* START Exercise inputs *

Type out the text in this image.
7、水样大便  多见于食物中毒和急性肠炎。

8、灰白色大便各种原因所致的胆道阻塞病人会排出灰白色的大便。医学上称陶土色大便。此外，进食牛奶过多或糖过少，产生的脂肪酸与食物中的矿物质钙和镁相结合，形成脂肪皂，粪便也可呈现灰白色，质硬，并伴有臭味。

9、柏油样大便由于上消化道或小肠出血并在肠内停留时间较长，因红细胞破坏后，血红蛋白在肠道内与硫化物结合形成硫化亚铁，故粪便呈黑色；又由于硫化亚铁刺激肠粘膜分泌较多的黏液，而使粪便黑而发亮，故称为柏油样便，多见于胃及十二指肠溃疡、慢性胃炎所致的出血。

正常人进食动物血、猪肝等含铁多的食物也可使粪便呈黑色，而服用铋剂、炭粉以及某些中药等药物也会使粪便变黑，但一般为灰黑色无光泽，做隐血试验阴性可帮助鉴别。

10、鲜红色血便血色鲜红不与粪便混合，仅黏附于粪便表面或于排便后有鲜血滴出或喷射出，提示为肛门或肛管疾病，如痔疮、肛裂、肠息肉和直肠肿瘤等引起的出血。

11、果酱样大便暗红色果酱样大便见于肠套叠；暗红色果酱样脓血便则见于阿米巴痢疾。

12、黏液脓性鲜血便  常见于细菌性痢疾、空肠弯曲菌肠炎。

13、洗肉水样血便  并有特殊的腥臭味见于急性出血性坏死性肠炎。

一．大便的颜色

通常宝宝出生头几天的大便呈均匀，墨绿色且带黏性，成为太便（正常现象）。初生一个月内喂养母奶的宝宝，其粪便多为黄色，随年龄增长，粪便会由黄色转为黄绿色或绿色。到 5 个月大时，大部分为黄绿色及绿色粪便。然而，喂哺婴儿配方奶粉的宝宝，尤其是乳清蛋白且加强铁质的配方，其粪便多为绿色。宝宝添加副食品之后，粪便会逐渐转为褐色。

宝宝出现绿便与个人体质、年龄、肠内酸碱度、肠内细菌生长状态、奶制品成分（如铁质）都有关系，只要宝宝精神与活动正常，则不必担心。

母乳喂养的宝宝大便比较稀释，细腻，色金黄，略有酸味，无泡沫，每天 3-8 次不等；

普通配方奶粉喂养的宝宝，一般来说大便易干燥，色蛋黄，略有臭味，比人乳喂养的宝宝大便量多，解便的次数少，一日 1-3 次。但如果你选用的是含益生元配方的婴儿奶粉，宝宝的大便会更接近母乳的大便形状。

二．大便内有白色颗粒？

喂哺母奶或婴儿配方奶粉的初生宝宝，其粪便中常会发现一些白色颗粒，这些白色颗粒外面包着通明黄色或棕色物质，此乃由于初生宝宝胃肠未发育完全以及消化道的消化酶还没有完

* END Exercise inputs *

[Description of the task]:
Give back the data above exactly as it appears.

[Output for this task]:
Type out the text in this image.
7、水样大便  多见于食物中毒和急性肠炎。

8、灰白色大便各种原因所致的胆道阻塞病人会排出灰白色的大便。医学上称陶土色大便。此外，进食牛奶过多或糖过少，产生的脂肪酸与食物中的矿物质钙和镁相结合，形成脂肪皂，粪便也可呈现灰白色，质硬，并伴有臭味。

9、柏油样大便由于上消化道或小肠出血并在肠内停留时间较长，因红细胞破坏后，血红蛋白在肠道内与硫化物结合形成硫化亚铁，故粪便呈黑色；又由于硫化亚铁刺激肠粘膜分泌较多的黏液，而使粪便黑而发亮，故称为柏油样便，多见于胃及十二指肠溃疡、慢性胃炎所致的出血。

正常人进食动物血、猪肝等含铁多的食物也可使粪便呈黑色，而服用铋剂、炭粉以及某些中药等药物也会使粪便变黑，但一般为灰黑色无光泽，做隐血试验阴性可帮助鉴别。

10、鲜红色血便血色鲜红不与粪便混合，仅黏附于粪便表面或于排便后有鲜血滴出或喷射出，提示为肛门或肛管疾病，如痔疮、肛裂、肠息肉和直肠肿瘤等引起的出血。

11、果酱样大便暗红色果酱样大便见于肠套叠；暗红色果酱样脓血便则见于阿米巴痢疾。

12、黏液脓性鲜血便  常见于细菌性痢疾、空肠弯曲菌肠炎。

13、洗肉水样血便  并有特殊的腥臭味见于急性出血性坏死性肠炎。

一．大便的颜色

通常宝宝出生头几天的大便呈均匀，墨绿色且带黏性，成为太便（正常现象）。初生一个月内喂养母奶的宝宝，其粪便多为黄色，随年龄增长，粪便会由黄色转为黄绿色或绿色。到 5 个月大时，大部分为黄绿色及绿色粪便。然而，喂哺婴儿配方奶粉的宝宝，尤其是乳清蛋白且加强铁质的配方，其粪便多为绿色。宝宝添加副食品之后，粪便会逐渐转为褐色。

宝宝出现绿便与个人体质、年龄、肠内酸碱度、肠内细菌生长状态、奶制品成分（如铁质）都有关系，只要宝宝精神与活动正常，则不必担心。

母乳喂养的宝宝大便比较稀释，细腻，色金黄，略有酸味，无泡沫，每天 3-8 次不等；

普通配方奶粉喂养的宝宝，一般来说大便易干燥，色蛋黄，略有臭味，比人乳喂养的宝宝大便量多，解便的次数少，一日 1-3 次。但如果你选用的是含益生元配方的婴儿奶粉，宝宝的大便会更接近母乳的大便形状。

二．大便内有白色颗粒？

喂哺母奶或婴儿配方奶粉的初生宝宝，其粪便中常会发现一些白色颗粒，这些白色颗粒外面包着通明黄色或棕色物质，此乃由于初生宝宝胃肠未发育完全以及消化道的消化酶还没有完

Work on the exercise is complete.